▶ Your task
In the entries below, find the lines that contain the word "Anderson" and copy them.
★ ★ ★ ★ ★ ★ ★
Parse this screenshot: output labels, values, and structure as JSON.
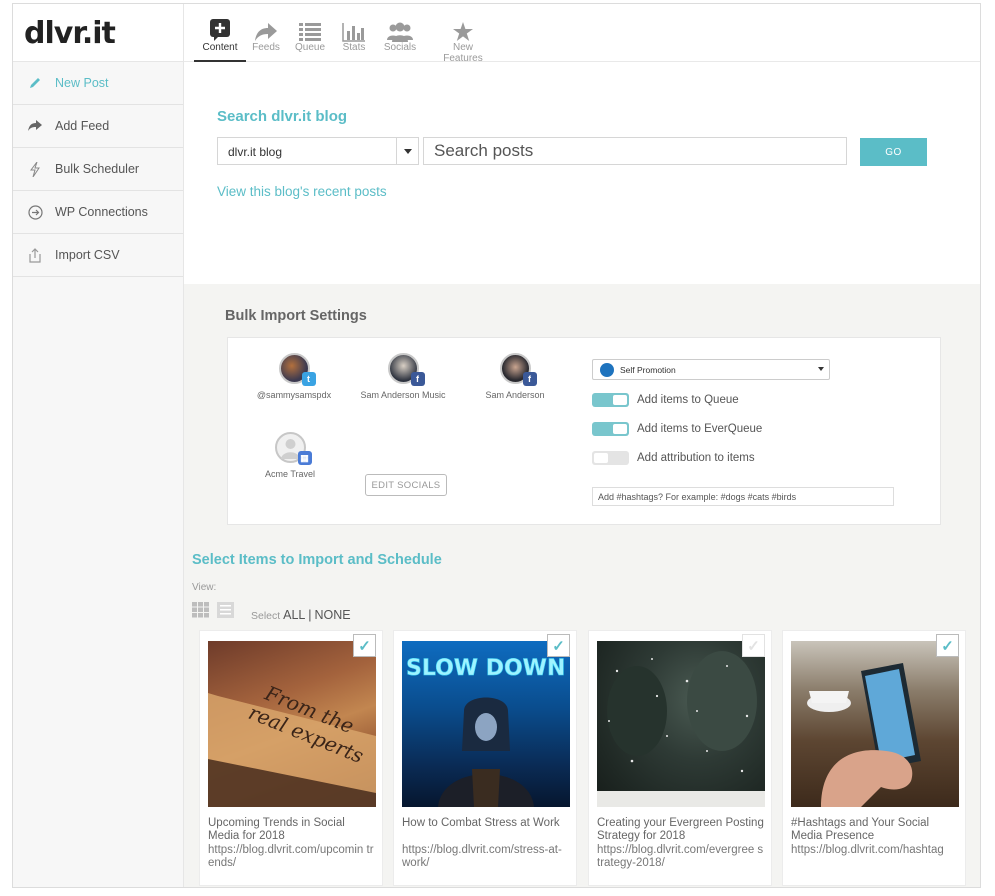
{
  "logo": "dlvr.it",
  "sidebar": {
    "items": [
      {
        "label": "New Post",
        "icon": "pencil-icon",
        "active": true
      },
      {
        "label": "Add Feed",
        "icon": "share-arrow-icon"
      },
      {
        "label": "Bulk Scheduler",
        "icon": "lightning-icon"
      },
      {
        "label": "WP Connections",
        "icon": "sign-in-icon"
      },
      {
        "label": "Import CSV",
        "icon": "upload-icon"
      }
    ]
  },
  "topnav": {
    "tabs": [
      {
        "label": "Content",
        "icon": "plus-box-icon",
        "active": true
      },
      {
        "label": "Feeds",
        "icon": "share-arrow-icon"
      },
      {
        "label": "Queue",
        "icon": "list-icon"
      },
      {
        "label": "Stats",
        "icon": "bar-chart-icon"
      },
      {
        "label": "Socials",
        "icon": "people-icon"
      },
      {
        "label": "New Features",
        "icon": "star-icon"
      }
    ]
  },
  "search": {
    "title": "Search dlvr.it blog",
    "blog_selected": "dlvr.it blog",
    "placeholder": "Search posts",
    "go_label": "GO",
    "recent_link": "View this blog's recent posts"
  },
  "bulk": {
    "title": "Bulk Import Settings",
    "socials": [
      {
        "name": "@sammysamspdx",
        "network": "twitter"
      },
      {
        "name": "Sam Anderson Music",
        "network": "facebook"
      },
      {
        "name": "Sam Anderson",
        "network": "facebook"
      },
      {
        "name": "Acme Travel",
        "network": "google-my-business"
      }
    ],
    "edit_socials_label": "EDIT SOCIALS",
    "category": "Self Promotion",
    "toggles": [
      {
        "label": "Add items to Queue",
        "on": true
      },
      {
        "label": "Add items to EverQueue",
        "on": true
      },
      {
        "label": "Add attribution to items",
        "on": false
      }
    ],
    "hashtags_placeholder": "Add #hashtags? For example: #dogs #cats #birds"
  },
  "select_items": {
    "title": "Select Items to Import and Schedule",
    "view_label": "View:",
    "select_prefix": "Select",
    "select_all": "ALL",
    "select_sep": "|",
    "select_none": "NONE"
  },
  "posts": [
    {
      "title": "Upcoming Trends in Social Media for 2018",
      "url": "https://blog.dlvrit.com/upcomin trends/",
      "checked": true
    },
    {
      "title": "How to Combat Stress at Work",
      "url": "https://blog.dlvrit.com/stress-at-work/",
      "checked": true
    },
    {
      "title": "Creating your Evergreen Posting Strategy for 2018",
      "url": "https://blog.dlvrit.com/evergree strategy-2018/",
      "checked": false
    },
    {
      "title": "#Hashtags and Your Social Media Presence",
      "url": "https://blog.dlvrit.com/hashtag",
      "checked": true
    }
  ],
  "thumb_texts": {
    "neon": "SLOW DOWN",
    "box_line1": "From the",
    "box_line2": "real experts"
  }
}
★ ★ ★ ★ ★ ★ ★
▶ Solution to this problem
        "name": "Sam Anderson Music",
        "name": "Sam Anderson",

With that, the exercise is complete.